═════ Task material

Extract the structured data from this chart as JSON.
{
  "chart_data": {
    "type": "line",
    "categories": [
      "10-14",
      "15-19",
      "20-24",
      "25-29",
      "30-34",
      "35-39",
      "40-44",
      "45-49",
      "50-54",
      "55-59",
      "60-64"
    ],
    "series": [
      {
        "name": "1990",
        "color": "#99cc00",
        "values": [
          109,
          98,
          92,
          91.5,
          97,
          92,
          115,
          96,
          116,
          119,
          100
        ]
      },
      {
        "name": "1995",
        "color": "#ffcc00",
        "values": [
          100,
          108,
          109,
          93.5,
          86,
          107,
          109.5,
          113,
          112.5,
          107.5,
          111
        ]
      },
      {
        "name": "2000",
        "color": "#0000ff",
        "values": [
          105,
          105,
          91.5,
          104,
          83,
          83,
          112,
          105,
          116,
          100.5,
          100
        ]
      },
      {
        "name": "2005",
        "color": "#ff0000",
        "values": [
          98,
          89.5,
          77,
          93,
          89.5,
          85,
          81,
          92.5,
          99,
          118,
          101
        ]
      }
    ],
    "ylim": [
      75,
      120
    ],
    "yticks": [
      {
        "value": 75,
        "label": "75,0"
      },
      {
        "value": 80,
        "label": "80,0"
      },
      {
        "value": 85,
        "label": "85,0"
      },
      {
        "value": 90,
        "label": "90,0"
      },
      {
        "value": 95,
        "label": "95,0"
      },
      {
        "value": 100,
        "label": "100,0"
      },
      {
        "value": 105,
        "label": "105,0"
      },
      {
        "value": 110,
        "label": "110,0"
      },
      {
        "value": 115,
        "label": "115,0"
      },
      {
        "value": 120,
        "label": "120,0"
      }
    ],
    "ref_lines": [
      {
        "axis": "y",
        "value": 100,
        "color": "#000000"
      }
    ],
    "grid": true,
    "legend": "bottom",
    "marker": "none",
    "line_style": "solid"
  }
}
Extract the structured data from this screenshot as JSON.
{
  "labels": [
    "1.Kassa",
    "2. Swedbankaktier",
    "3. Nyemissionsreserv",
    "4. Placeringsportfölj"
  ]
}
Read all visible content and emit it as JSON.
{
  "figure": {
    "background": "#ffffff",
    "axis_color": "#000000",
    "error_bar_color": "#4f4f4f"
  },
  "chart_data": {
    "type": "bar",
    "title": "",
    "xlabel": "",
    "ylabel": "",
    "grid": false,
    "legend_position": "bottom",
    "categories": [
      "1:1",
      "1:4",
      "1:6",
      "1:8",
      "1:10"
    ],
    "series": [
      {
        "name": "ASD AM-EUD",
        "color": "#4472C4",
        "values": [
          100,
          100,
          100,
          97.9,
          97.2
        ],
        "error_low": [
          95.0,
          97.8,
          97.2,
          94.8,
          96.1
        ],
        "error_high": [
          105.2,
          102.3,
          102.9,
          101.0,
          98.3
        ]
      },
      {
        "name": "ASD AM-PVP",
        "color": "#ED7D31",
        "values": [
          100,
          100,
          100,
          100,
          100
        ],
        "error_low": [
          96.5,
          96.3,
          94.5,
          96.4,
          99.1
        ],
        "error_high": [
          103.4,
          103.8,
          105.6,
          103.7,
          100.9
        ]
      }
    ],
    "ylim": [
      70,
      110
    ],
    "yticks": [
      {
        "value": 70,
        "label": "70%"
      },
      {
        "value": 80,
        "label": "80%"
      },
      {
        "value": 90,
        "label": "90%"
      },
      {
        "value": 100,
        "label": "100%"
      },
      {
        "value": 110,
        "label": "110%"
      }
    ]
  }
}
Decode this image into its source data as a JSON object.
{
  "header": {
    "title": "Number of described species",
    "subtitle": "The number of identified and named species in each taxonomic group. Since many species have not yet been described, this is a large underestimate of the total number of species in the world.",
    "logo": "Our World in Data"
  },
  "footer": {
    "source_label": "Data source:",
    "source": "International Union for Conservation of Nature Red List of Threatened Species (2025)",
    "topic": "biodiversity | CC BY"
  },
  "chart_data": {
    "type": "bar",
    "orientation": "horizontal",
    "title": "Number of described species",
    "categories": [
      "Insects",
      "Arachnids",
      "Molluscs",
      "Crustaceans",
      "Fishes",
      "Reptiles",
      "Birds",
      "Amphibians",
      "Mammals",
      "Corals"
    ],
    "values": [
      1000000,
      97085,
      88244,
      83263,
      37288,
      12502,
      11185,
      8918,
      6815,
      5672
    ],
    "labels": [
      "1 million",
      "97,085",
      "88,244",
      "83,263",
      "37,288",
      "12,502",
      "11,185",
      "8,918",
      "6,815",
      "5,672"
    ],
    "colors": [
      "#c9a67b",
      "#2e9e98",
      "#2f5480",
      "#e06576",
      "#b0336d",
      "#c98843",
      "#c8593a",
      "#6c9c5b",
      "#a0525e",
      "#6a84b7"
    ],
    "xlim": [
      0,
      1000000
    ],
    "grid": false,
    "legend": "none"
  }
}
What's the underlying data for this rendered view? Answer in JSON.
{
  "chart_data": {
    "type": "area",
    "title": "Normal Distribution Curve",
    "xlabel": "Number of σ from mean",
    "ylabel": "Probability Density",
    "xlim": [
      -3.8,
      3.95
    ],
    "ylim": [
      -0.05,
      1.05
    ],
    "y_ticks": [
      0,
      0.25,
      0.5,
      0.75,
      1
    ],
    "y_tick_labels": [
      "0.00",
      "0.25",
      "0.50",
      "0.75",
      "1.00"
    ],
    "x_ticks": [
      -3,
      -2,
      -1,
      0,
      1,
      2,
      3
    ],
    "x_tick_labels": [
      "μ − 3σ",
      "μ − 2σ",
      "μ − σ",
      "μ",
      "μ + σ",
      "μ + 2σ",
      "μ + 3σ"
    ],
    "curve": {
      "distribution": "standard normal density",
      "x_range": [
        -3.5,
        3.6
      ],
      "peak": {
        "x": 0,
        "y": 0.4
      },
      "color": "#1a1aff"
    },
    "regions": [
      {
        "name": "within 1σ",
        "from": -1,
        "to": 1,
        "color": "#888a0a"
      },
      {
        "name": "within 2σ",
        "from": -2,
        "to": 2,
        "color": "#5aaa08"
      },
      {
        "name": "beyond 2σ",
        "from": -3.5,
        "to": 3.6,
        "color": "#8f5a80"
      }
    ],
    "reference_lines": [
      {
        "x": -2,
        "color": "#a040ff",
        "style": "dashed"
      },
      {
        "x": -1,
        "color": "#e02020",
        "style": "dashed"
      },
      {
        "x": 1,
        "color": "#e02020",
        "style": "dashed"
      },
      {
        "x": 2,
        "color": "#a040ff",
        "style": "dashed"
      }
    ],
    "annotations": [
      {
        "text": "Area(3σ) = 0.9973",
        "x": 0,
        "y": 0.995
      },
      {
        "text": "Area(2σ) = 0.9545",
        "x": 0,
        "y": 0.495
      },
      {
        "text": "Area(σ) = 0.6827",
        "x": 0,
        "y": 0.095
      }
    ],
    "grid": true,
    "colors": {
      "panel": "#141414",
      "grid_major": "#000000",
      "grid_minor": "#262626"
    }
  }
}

══════════

__Stated exercise__. Find the lines above holding the word "from" and show them.

__Worked solution__.
Extract the structured data from this chart as JSON.
Extract the structured data from this screenshot as JSON.
    "xlabel": "Number of σ from mean",
        "from": -1,
        "from": -2,
        "from": -3.5,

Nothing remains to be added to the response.